# Challenge
Locate every line below that contains the word "What" and copy it.

Stored data entries
╭──
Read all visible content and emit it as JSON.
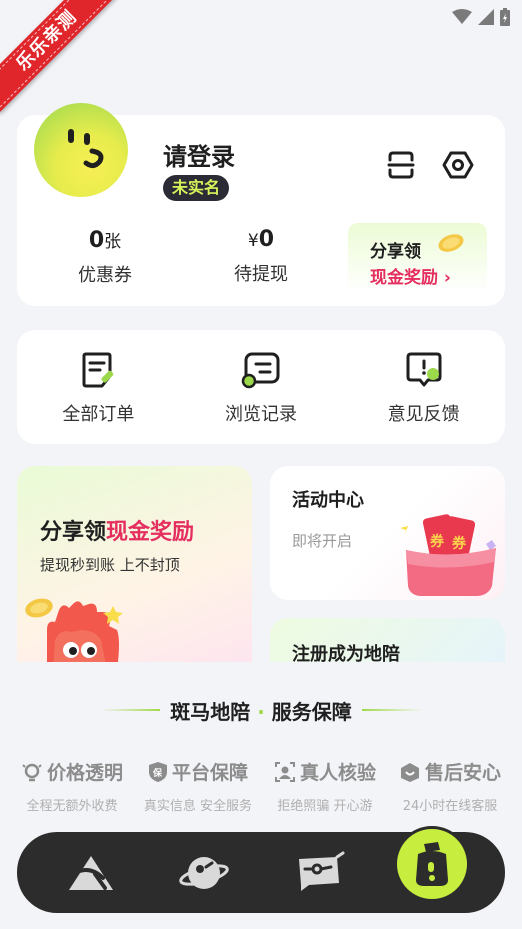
{
  "ribbon": "乐乐亲测",
  "profile": {
    "login_title": "请登录",
    "badge": "未实名",
    "stats": [
      {
        "value": "0",
        "unit": "张",
        "label": "优惠券"
      },
      {
        "prefix": "¥",
        "value": "0",
        "label": "待提现"
      }
    ],
    "share_title": "分享领",
    "share_link": "现金奖励 ›"
  },
  "menu": [
    {
      "label": "全部订单",
      "icon": "orders-icon"
    },
    {
      "label": "浏览记录",
      "icon": "history-icon"
    },
    {
      "label": "意见反馈",
      "icon": "feedback-icon"
    }
  ],
  "promos": {
    "left_title_a": "分享领",
    "left_title_b": "现金奖励",
    "left_sub": "提现秒到账 上不封顶",
    "right_top_title": "活动中心",
    "right_top_sub": "即将开启",
    "right_bottom_title": "注册成为地陪"
  },
  "guarantee": {
    "title_a": "斑马地陪",
    "title_dot": "·",
    "title_b": "服务保障",
    "items": [
      {
        "title": "价格透明",
        "desc": "全程无额外收费",
        "icon": "bulb-icon"
      },
      {
        "title": "平台保障",
        "desc": "真实信息 安全服务",
        "icon": "shield-icon"
      },
      {
        "title": "真人核验",
        "desc": "拒绝照骗 开心游",
        "icon": "person-icon"
      },
      {
        "title": "售后安心",
        "desc": "24小时在线客服",
        "icon": "service-icon"
      }
    ]
  },
  "colors": {
    "accent_green": "#c7ee3e",
    "accent_pink": "#e52e60",
    "dark": "#2c2c2c"
  }
}
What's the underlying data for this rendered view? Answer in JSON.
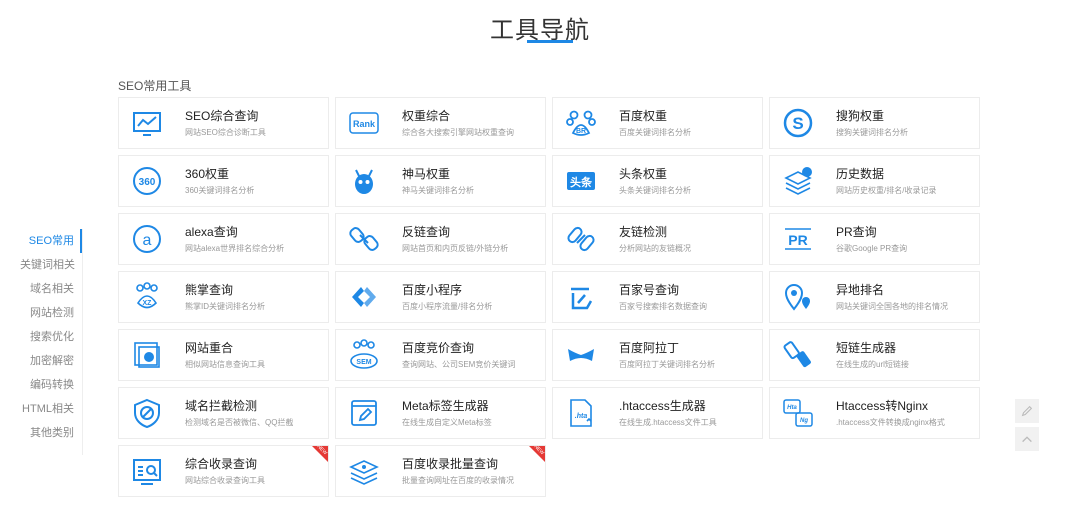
{
  "page": {
    "title": "工具导航"
  },
  "section": {
    "label": "SEO常用工具"
  },
  "sidebar": {
    "items": [
      {
        "label": "SEO常用",
        "active": true
      },
      {
        "label": "关键词相关"
      },
      {
        "label": "域名相关"
      },
      {
        "label": "网站检测"
      },
      {
        "label": "搜索优化"
      },
      {
        "label": "加密解密"
      },
      {
        "label": "编码转换"
      },
      {
        "label": "HTML相关"
      },
      {
        "label": "其他类别"
      }
    ]
  },
  "tools": [
    {
      "name": "SEO综合查询",
      "desc": "网站SEO综合诊断工具",
      "icon": "monitor-chart-icon"
    },
    {
      "name": "权重综合",
      "desc": "综合各大搜索引擎网站权重查询",
      "icon": "rank-icon"
    },
    {
      "name": "百度权重",
      "desc": "百度关键词排名分析",
      "icon": "baidu-paw-icon"
    },
    {
      "name": "搜狗权重",
      "desc": "搜狗关键词排名分析",
      "icon": "sogou-icon"
    },
    {
      "name": "360权重",
      "desc": "360关键词排名分析",
      "icon": "360-icon"
    },
    {
      "name": "神马权重",
      "desc": "神马关键词排名分析",
      "icon": "shenma-icon"
    },
    {
      "name": "头条权重",
      "desc": "头条关键词排名分析",
      "icon": "toutiao-icon"
    },
    {
      "name": "历史数据",
      "desc": "网站历史权重/排名/收录记录",
      "icon": "history-layers-icon"
    },
    {
      "name": "alexa查询",
      "desc": "网站alexa世界排名综合分析",
      "icon": "alexa-icon"
    },
    {
      "name": "反链查询",
      "desc": "网站首页和内页反链/外链分析",
      "icon": "backlink-icon"
    },
    {
      "name": "友链检测",
      "desc": "分析网站的友链概况",
      "icon": "friend-link-icon"
    },
    {
      "name": "PR查询",
      "desc": "谷歌Google PR查询",
      "icon": "pr-icon"
    },
    {
      "name": "熊掌查询",
      "desc": "熊掌ID关键词排名分析",
      "icon": "bear-paw-icon"
    },
    {
      "name": "百度小程序",
      "desc": "百度小程序流量/排名分析",
      "icon": "mini-program-icon"
    },
    {
      "name": "百家号查询",
      "desc": "百家号搜索排名数据查询",
      "icon": "baijiahao-icon"
    },
    {
      "name": "异地排名",
      "desc": "网站关键词全国各地的排名情况",
      "icon": "location-icon"
    },
    {
      "name": "网站重合",
      "desc": "相似网站信息查询工具",
      "icon": "overlap-icon"
    },
    {
      "name": "百度竞价查询",
      "desc": "查询网站、公司SEM竞价关键词",
      "icon": "sem-icon"
    },
    {
      "name": "百度阿拉丁",
      "desc": "百度阿拉丁关键词排名分析",
      "icon": "aladdin-icon"
    },
    {
      "name": "短链生成器",
      "desc": "在线生成的url短链接",
      "icon": "short-link-icon"
    },
    {
      "name": "域名拦截检测",
      "desc": "检测域名是否被微信、QQ拦截",
      "icon": "shield-block-icon"
    },
    {
      "name": "Meta标签生成器",
      "desc": "在线生成自定义Meta标签",
      "icon": "meta-edit-icon"
    },
    {
      "name": ".htaccess生成器",
      "desc": "在线生成.htaccess文件工具",
      "icon": "htaccess-file-icon"
    },
    {
      "name": "Htaccess转Nginx",
      "desc": ".htaccess文件转换成nginx格式",
      "icon": "hta-nginx-icon"
    },
    {
      "name": "综合收录查询",
      "desc": "网站综合收录查询工具",
      "icon": "index-search-icon",
      "badge": "NEW"
    },
    {
      "name": "百度收录批量查询",
      "desc": "批量查询网址在百度的收录情况",
      "icon": "batch-index-icon",
      "badge": "NEW"
    }
  ],
  "colors": {
    "accent": "#1e88e5",
    "badge": "#e53935"
  },
  "floating": {
    "edit_icon": "pencil-icon",
    "top_icon": "chevron-up-icon"
  }
}
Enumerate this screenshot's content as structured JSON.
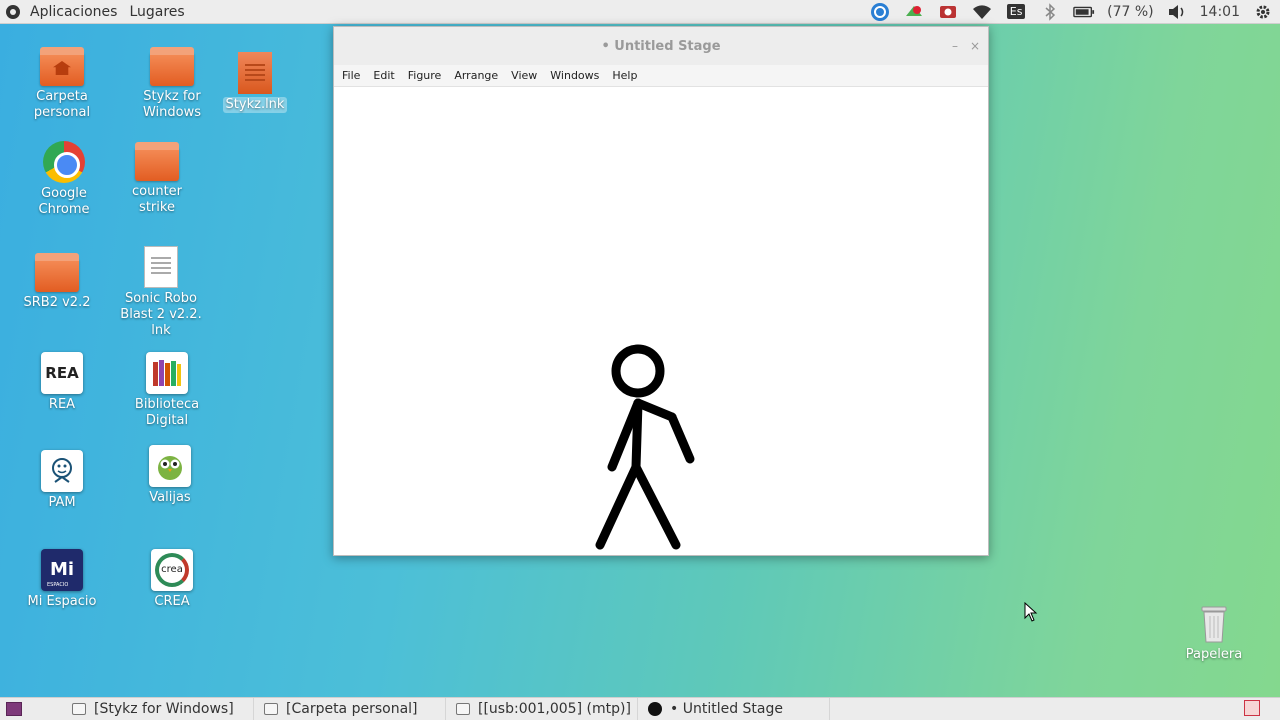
{
  "top_panel": {
    "applications": "Aplicaciones",
    "places": "Lugares",
    "battery": "(77 %)",
    "clock": "14:01",
    "keyboard_layout": "Es"
  },
  "desktop": {
    "icons": [
      {
        "label": "Carpeta personal",
        "icon": "home-folder-icon"
      },
      {
        "label": "Stykz for Windows",
        "icon": "folder-icon"
      },
      {
        "label": "Stykz.lnk",
        "icon": "document-icon"
      },
      {
        "label": "Google Chrome",
        "icon": "chrome-icon"
      },
      {
        "label": "counter strike",
        "icon": "folder-icon"
      },
      {
        "label": "SRB2 v2.2",
        "icon": "folder-icon"
      },
      {
        "label": "Sonic Robo Blast 2 v2.2. lnk",
        "icon": "text-file-icon"
      },
      {
        "label": "REA",
        "icon": "rea-icon"
      },
      {
        "label": "Biblioteca Digital",
        "icon": "books-icon"
      },
      {
        "label": "PAM",
        "icon": "pam-icon"
      },
      {
        "label": "Valijas",
        "icon": "owl-icon"
      },
      {
        "label": "Mi Espacio",
        "icon": "mi-espacio-icon"
      },
      {
        "label": "CREA",
        "icon": "crea-icon"
      },
      {
        "label": "Papelera",
        "icon": "trash-icon"
      }
    ],
    "rea_text": "REA",
    "mi_text": "Mi",
    "mi_sub": "ESPACIO",
    "crea_text": "crea"
  },
  "window": {
    "title": "• Untitled Stage",
    "menu": [
      "File",
      "Edit",
      "Figure",
      "Arrange",
      "View",
      "Windows",
      "Help"
    ]
  },
  "taskbar": {
    "tasks": [
      {
        "label": "[Stykz for Windows]"
      },
      {
        "label": "[Carpeta personal]"
      },
      {
        "label": "[[usb:001,005] (mtp)]"
      },
      {
        "label": "• Untitled Stage"
      }
    ]
  }
}
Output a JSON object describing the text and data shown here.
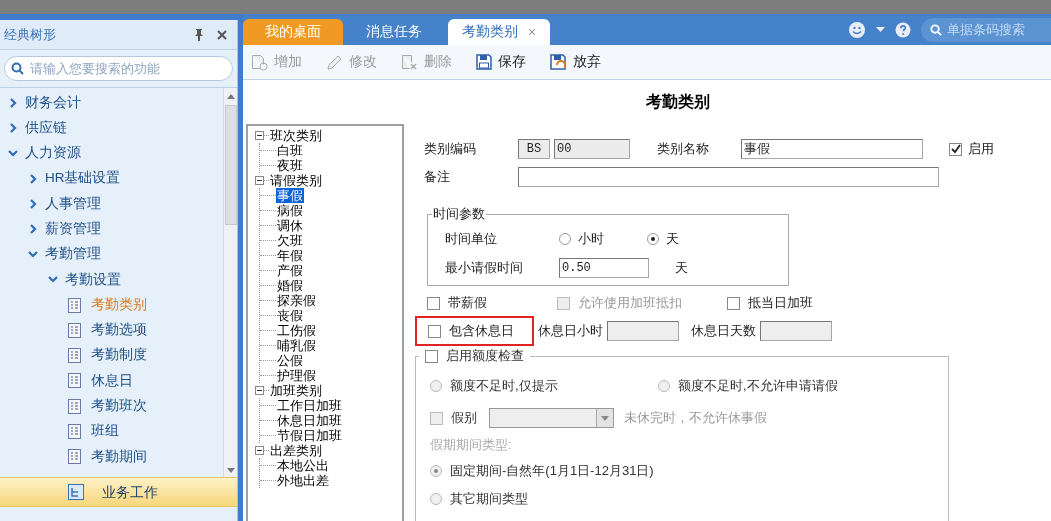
{
  "sidebar": {
    "title": "经典树形",
    "search": {
      "placeholder": "请输入您要搜索的功能"
    },
    "items": [
      {
        "label": "财务会计",
        "expanded": false,
        "selected": false
      },
      {
        "label": "供应链",
        "expanded": false,
        "selected": false
      },
      {
        "label": "人力资源",
        "expanded": true,
        "selected": false,
        "children": [
          {
            "label": "HR基础设置",
            "expanded": false,
            "selected": false
          },
          {
            "label": "人事管理",
            "expanded": false,
            "selected": false
          },
          {
            "label": "薪资管理",
            "expanded": false,
            "selected": false
          },
          {
            "label": "考勤管理",
            "expanded": true,
            "selected": false,
            "children": [
              {
                "label": "考勤设置",
                "expanded": true,
                "selected": false,
                "children": [
                  {
                    "label": "考勤类别",
                    "selected": true
                  },
                  {
                    "label": "考勤选项",
                    "selected": false
                  },
                  {
                    "label": "考勤制度",
                    "selected": false
                  },
                  {
                    "label": "休息日",
                    "selected": false
                  },
                  {
                    "label": "考勤班次",
                    "selected": false
                  },
                  {
                    "label": "班组",
                    "selected": false
                  },
                  {
                    "label": "考勤期间",
                    "selected": false
                  }
                ]
              }
            ]
          }
        ]
      }
    ],
    "bottom_nav": [
      {
        "label": "业务工作",
        "selected": true
      }
    ]
  },
  "tabs": [
    {
      "label": "我的桌面",
      "kind": "home",
      "selected": false
    },
    {
      "label": "消息任务",
      "kind": "normal",
      "selected": false
    },
    {
      "label": "考勤类别",
      "kind": "normal",
      "selected": true,
      "close": "×"
    }
  ],
  "header_search": {
    "placeholder": "单据条码搜索"
  },
  "toolbar": [
    {
      "label": "增加",
      "kind": "add",
      "disabled": true
    },
    {
      "label": "修改",
      "kind": "edit",
      "disabled": true
    },
    {
      "label": "删除",
      "kind": "delete",
      "disabled": true
    },
    {
      "label": "保存",
      "kind": "save",
      "disabled": false
    },
    {
      "label": "放弃",
      "kind": "discard",
      "disabled": false
    }
  ],
  "page_title": "考勤类别",
  "category_tree": [
    {
      "label": "班次类别",
      "expanded": true,
      "selected": false,
      "children": [
        {
          "label": "白班",
          "selected": false
        },
        {
          "label": "夜班",
          "selected": false
        }
      ]
    },
    {
      "label": "请假类别",
      "expanded": true,
      "selected": false,
      "children": [
        {
          "label": "事假",
          "selected": true
        },
        {
          "label": "病假",
          "selected": false
        },
        {
          "label": "调休",
          "selected": false
        },
        {
          "label": "欠班",
          "selected": false
        },
        {
          "label": "年假",
          "selected": false
        },
        {
          "label": "产假",
          "selected": false
        },
        {
          "label": "婚假",
          "selected": false
        },
        {
          "label": "探亲假",
          "selected": false
        },
        {
          "label": "丧假",
          "selected": false
        },
        {
          "label": "工伤假",
          "selected": false
        },
        {
          "label": "哺乳假",
          "selected": false
        },
        {
          "label": "公假",
          "selected": false
        },
        {
          "label": "护理假",
          "selected": false
        }
      ]
    },
    {
      "label": "加班类别",
      "expanded": true,
      "selected": false,
      "children": [
        {
          "label": "工作日加班",
          "selected": false
        },
        {
          "label": "休息日加班",
          "selected": false
        },
        {
          "label": "节假日加班",
          "selected": false
        }
      ]
    },
    {
      "label": "出差类别",
      "expanded": true,
      "selected": false,
      "children": [
        {
          "label": "本地公出",
          "selected": false
        },
        {
          "label": "外地出差",
          "selected": false
        }
      ]
    }
  ],
  "form": {
    "code_label": "类别编码",
    "code_prefix": "BS",
    "code": "00",
    "name_label": "类别名称",
    "name": "事假",
    "enabled": {
      "label": "启用",
      "checked": true
    },
    "remark_label": "备注",
    "time_params": {
      "title": "时间参数",
      "unit_label": "时间单位",
      "units": [
        {
          "label": "小时",
          "selected": false
        },
        {
          "label": "天",
          "selected": true
        }
      ],
      "min_label": "最小请假时间",
      "min_value": "0.50",
      "min_unit": "天"
    },
    "options": [
      {
        "label": "带薪假",
        "checked": false,
        "disabled": false
      },
      {
        "label": "允许使用加班抵扣",
        "checked": false,
        "disabled": true
      },
      {
        "label": "抵当日加班",
        "checked": false,
        "disabled": false
      }
    ],
    "include_rest": {
      "label": "包含休息日",
      "checked": false,
      "highlighted": true
    },
    "rest_hours_label": "休息日小时",
    "rest_days_label": "休息日天数",
    "quota": {
      "label": "启用额度检查",
      "checked": false,
      "modes": [
        {
          "label": "额度不足时,仅提示",
          "selected": false
        },
        {
          "label": "额度不足时,不允许申请请假",
          "selected": false
        }
      ],
      "leave_type": {
        "label": "假别",
        "checked": false,
        "note": "未休完时，不允许休事假"
      },
      "period_label": "假期期间类型:",
      "periods": [
        {
          "label": "固定期间-自然年(1月1日-12月31日)",
          "selected": true
        },
        {
          "label": "其它期间类型",
          "selected": false
        }
      ]
    }
  }
}
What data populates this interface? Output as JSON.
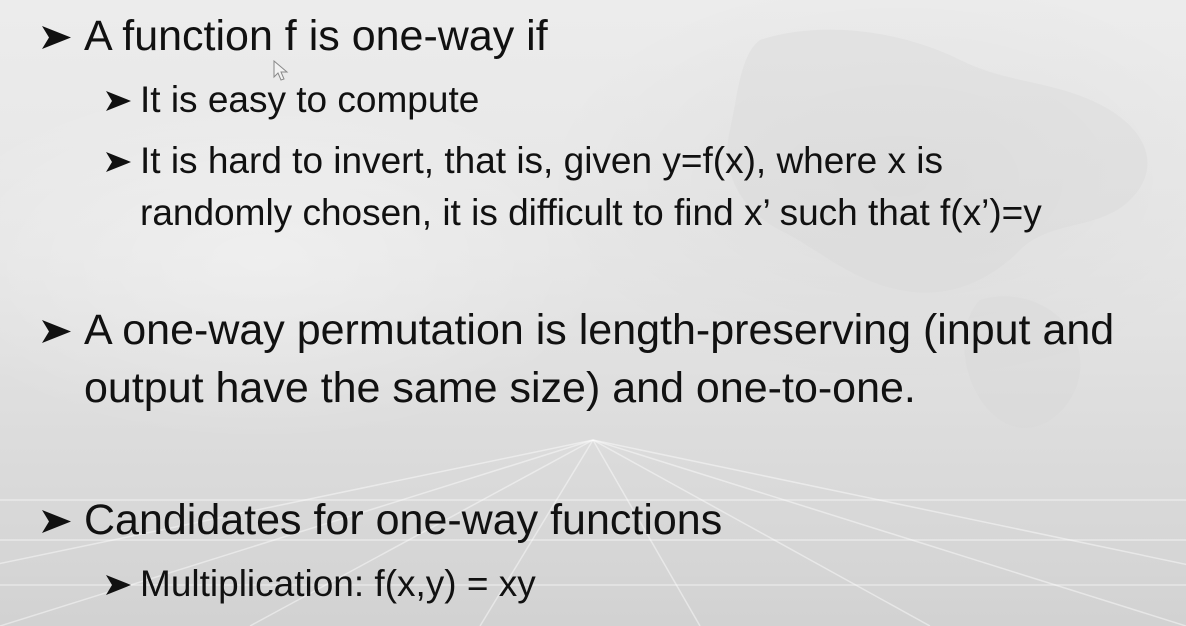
{
  "slide": {
    "bullets": [
      {
        "text": "A function f is one-way if",
        "sub": [
          {
            "text": "It is easy to compute"
          },
          {
            "text": "It is hard to invert, that is, given y=f(x), where x is randomly chosen, it is difficult to find x’ such that f(x’)=y"
          }
        ]
      },
      {
        "text": "A one-way permutation is length-preserving (input and output have the same size) and one-to-one.",
        "sub": []
      },
      {
        "text": "Candidates for one-way functions",
        "sub": [
          {
            "text": "Multiplication: f(x,y) = xy"
          }
        ]
      }
    ]
  },
  "icons": {
    "bullet": "arrowhead-bullet-icon",
    "cursor": "mouse-pointer-icon"
  },
  "colors": {
    "text": "#111111",
    "background": "#e6e6e6"
  }
}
╰──
# Exercise result
What's the underlying data for this rendered view? Answer in JSON.
What data populates this interface? Output as JSON.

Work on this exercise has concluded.